__Work instructions__: In the material below, find all lines with the string "majoration" and copy them.

__Provided data__:
# # # # #

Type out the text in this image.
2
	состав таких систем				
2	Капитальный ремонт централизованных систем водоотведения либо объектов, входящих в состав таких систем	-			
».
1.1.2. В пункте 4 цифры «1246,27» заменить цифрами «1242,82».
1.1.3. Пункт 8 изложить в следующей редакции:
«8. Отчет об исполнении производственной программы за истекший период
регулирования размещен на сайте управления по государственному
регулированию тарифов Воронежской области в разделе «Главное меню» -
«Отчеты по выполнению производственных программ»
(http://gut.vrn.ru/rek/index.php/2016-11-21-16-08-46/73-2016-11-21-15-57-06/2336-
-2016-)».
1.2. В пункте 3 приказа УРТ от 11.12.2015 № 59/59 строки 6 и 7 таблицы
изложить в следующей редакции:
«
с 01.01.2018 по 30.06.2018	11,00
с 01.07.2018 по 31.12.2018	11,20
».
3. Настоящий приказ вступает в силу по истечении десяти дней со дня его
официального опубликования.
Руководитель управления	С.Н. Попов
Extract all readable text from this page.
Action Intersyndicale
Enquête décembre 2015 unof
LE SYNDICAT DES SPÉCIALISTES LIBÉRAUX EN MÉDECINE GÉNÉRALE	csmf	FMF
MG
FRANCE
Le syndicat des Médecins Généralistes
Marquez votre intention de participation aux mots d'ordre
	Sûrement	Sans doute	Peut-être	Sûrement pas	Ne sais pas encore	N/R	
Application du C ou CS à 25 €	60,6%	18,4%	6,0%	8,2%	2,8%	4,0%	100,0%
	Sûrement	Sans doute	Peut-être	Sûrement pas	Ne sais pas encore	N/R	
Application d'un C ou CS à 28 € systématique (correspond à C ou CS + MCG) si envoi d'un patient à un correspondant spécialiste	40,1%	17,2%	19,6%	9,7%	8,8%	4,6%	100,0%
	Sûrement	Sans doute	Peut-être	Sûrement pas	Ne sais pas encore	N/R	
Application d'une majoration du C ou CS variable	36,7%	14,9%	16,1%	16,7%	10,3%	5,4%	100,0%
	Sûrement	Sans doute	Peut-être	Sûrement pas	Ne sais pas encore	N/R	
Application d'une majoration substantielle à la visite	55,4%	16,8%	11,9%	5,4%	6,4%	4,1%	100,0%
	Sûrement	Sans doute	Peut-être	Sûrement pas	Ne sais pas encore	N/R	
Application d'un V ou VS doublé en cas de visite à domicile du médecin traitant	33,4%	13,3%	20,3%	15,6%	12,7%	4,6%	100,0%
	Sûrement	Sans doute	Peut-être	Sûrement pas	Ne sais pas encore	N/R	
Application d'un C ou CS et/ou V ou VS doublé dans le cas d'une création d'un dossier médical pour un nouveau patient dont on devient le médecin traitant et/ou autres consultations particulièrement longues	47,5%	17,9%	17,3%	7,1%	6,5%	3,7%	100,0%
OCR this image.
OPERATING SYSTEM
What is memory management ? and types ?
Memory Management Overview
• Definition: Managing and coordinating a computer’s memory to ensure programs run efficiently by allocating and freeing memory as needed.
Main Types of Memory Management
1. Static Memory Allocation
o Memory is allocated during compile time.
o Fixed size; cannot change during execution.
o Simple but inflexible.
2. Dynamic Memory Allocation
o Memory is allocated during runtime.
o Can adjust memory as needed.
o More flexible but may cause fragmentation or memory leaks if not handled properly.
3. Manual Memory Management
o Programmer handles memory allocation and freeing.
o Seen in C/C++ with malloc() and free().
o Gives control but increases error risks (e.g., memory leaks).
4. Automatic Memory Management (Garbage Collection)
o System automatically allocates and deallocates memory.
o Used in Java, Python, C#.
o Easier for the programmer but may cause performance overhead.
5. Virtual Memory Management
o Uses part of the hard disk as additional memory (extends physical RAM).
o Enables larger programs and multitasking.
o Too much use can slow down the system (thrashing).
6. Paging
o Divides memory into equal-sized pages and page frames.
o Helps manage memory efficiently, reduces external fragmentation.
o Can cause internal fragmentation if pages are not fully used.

# # # # #

__Answer below__:
Application d'une majoration du C ou CS variable	36,7%	14,9%	16,1%	16,7%	10,3%	5,4%	100,0%
Application d'une majoration substantielle à la visite	55,4%	16,8%	11,9%	5,4%	6,4%	4,1%	100,0%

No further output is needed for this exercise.